Document extract.

====

Payee shall have the following rights, powers, privileges, options and remedies whenever any Event of Default shall occur under this
Note: 
 (i) To foreclose, or exercise any power of sale under, the Security Deed. 

(ii) To accelerate the maturity of the Indebtedness and declare the entire unpaid principal balance of, and any unpaid
interest then accrued on, this Note, together with any Prepayment Premium, without demand or notice of any kind to the Maker or any other person, to be immediately due and payable. 

(iii) To exercise any and all rights, powers, privileges, options and remedies available at law or in equity and as
provided in any of the Loan Documents. 
 Upon the occurrence of an Event of Default, the Maker expressly agrees to pay all
costs of collection and enforcement of every kind, including without limitation, all reasonable attorneys’ fees and expenses, court costs, costs of title evidence and insurance, inspection and appraisal costs and expenses of every kind incurred
by Payee in connection with the protection or realization of any or all of the security for this Note, whether or not any lawsuit is filed with respect thereto including, but not limited to, any post judgment fees and any costs or expenses,
including reasonable attorneys’ fees and expenses, incurred on any appeal or in collection of any judgment, or in appearing and/or enforcing any claim in any bankruptcy or insolvency proceeding. The occurrence of an Event of Default under this
Note shall constitute a default under each and all of the other Loan Documents.

====

Listing.
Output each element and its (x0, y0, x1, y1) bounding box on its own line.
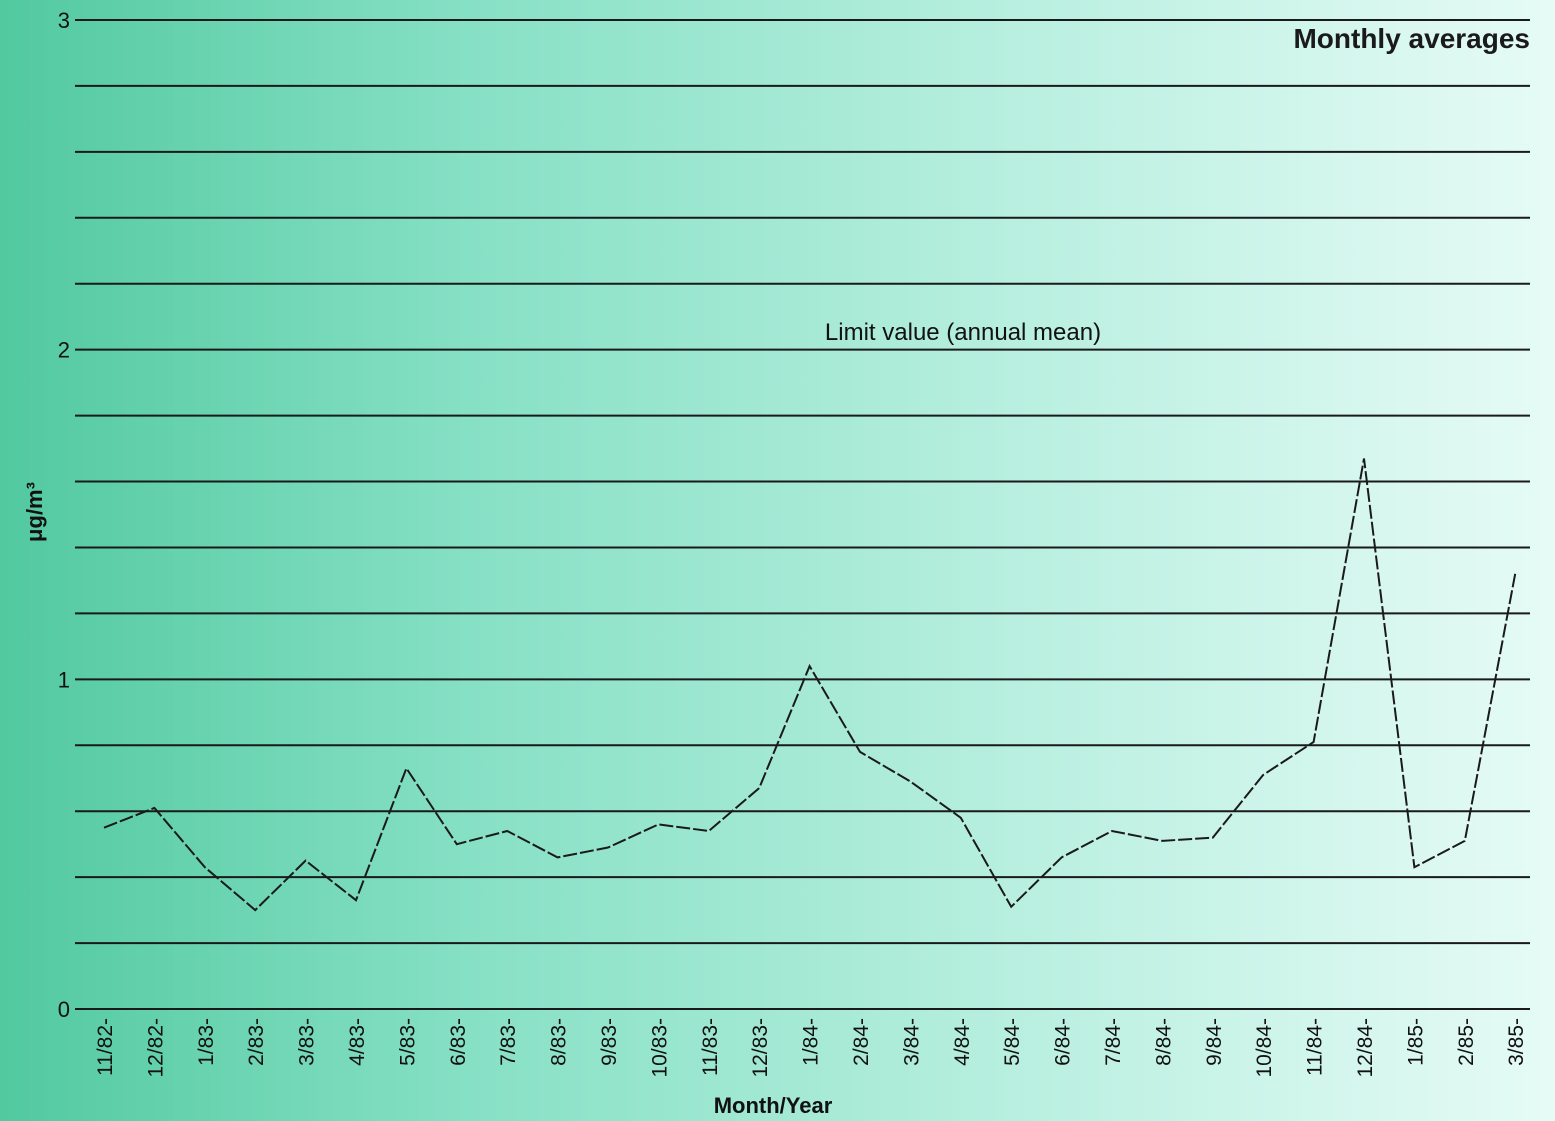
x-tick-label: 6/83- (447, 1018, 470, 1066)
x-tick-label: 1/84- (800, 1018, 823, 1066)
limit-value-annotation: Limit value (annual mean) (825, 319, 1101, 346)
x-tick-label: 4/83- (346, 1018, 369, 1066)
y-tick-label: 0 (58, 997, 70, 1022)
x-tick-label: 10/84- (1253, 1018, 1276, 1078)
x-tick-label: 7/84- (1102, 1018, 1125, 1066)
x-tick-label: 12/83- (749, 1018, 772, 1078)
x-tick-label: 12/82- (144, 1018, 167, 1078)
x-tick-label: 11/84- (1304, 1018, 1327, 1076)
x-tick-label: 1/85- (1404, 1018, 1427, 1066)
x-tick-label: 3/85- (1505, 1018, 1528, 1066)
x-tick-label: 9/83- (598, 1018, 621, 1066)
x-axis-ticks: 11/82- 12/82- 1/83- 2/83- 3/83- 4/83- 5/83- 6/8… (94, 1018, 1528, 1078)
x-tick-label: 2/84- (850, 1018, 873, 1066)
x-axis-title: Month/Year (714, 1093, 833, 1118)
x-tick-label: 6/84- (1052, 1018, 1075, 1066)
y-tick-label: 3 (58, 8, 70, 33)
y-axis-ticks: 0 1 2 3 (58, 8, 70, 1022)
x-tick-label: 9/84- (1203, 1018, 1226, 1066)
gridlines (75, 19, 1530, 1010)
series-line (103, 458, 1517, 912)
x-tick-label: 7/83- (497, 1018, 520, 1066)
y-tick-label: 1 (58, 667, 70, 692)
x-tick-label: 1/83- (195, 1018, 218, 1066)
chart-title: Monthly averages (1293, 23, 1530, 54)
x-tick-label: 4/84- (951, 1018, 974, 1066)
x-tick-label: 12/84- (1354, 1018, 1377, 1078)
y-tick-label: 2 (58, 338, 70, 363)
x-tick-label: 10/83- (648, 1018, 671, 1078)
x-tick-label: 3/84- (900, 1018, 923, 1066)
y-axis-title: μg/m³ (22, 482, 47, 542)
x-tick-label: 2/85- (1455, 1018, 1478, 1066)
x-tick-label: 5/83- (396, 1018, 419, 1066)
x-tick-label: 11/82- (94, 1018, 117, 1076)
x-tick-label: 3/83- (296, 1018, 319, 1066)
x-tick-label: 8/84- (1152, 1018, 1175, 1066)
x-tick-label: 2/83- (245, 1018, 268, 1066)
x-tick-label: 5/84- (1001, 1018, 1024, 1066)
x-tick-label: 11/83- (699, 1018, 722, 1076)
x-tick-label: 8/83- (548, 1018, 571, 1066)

====

Set of tasks.
**1)** Decide whether each statement agrees with the note excerpt. Answer yes or no for each, and quote the words from the note excerpt that decide it.
(a) Payee must notify the Maker before declaring the unpaid balance immediately due.
(b) The Maker owes collection costs only if a lawsuit is filed.
(c) An Event of Default under the Note is also a default under the other Loan Documents.
**2)** Answer these questions from the note excerpt.
(a) Under which document may Payee foreclose or exercise a power of sale?
(b) What premium is added to the principal and interest that Payee may declare immediately due?
(c) In what kind of proceeding does the Maker agree to pay the costs of appearing and/or enforcing a claim?
**3)** Continue the note excerpt from where it ends.
The lines are separate material and have no connection to the note excerpt.

Results for the exercise.
**1)**
(a) No: "without demand or notice of any kind to the Maker or any other person"
(b) No: "whether or not any lawsuit is filed with respect thereto"
(c) Yes: "shall constitute a default under each and all of the other Loan Documents"

**2)**
(a) The Security Deed.
(b) The Prepayment Premium.
(c) Any bankruptcy or insolvency proceeding.

**3)**
 The rights, powers, privileges, options and
remedies of Payee, as provided in this Note, in any of the Loan Documents, or otherwise available at law or in equity shall be cumulative and concurrent, and may be pursued singly, successively or together at the sole discretion of Payee, and may be
exercised as often as occasion therefor shall occur. No delay or discontinuance in the exercise of any right, power, privilege, option or remedy hereunder shall be deemed a waiver of such right, power, privilege, option or remedy, nor shall the
exercise of any right, power, privilege, option or remedy be deemed an election of remedies or a waiver of any other right, power, privilege, option or remedy. Without limiting the generality of the foregoing, the failure of the Payee after the
occurrence of any Event of Default to exercise Payee’s right to declare the Indebtedness remaining unmatured hereunder to be immediately due and payable shall not constitute a waiver of such right in connection with any future Event of Default.
Acceleration of maturity, once elected by Payee, may be, in Payee’s sole and absolute discretion rescinded by Payee’s written acknowledgment to that effect, but without limiting the foregoing, the tender and acceptance of partial payment
or partial performance shall not, by itself, in any way affect or rescind such acceleration. 
 Maker waives presentment for
payment, demand, notice of nonpayment, notice of dishonor, protest of any dishonor, notice of protest, notice of intent to accelerate, notice of acceleration of maturity, and all other notices in

  
 Page 4 of 8

 
connection with the delivery, acceptance, performance, default or enforcement of the payment of this Note, except as otherwise provided herein, and agrees that if more than one the liability of
each of them hereunder shall be joint, several and unconditional without regard to the liability of any other party and shall not be in any manner affected by any indulgence, extension of time, renewal, waiver or modification granted or consented to
by Payee; and Maker consents to any and all extensions of time, renewals, waivers or modifications that may be granted by Payee with respect to the payment or other provisions of this Note, and to the release of any collateral given to secure the
payment hereof, or any part thereof, with or without substitution, and agrees that additional makers or guarantors may become parties hereto without notice to any of them or affecting any of their liability hereunder. 

Payee shall not by any acts of omission or commission be deemed to have waived any rights or remedies hereunder unless such waiver is in
writing and signed by Payee, and then only to the extent specifically set forth therein; a waiver in respect of one event shall not be construed as continuing or as a bar to the exercise or waiver of such right or remedy in respect of a subsequent
event.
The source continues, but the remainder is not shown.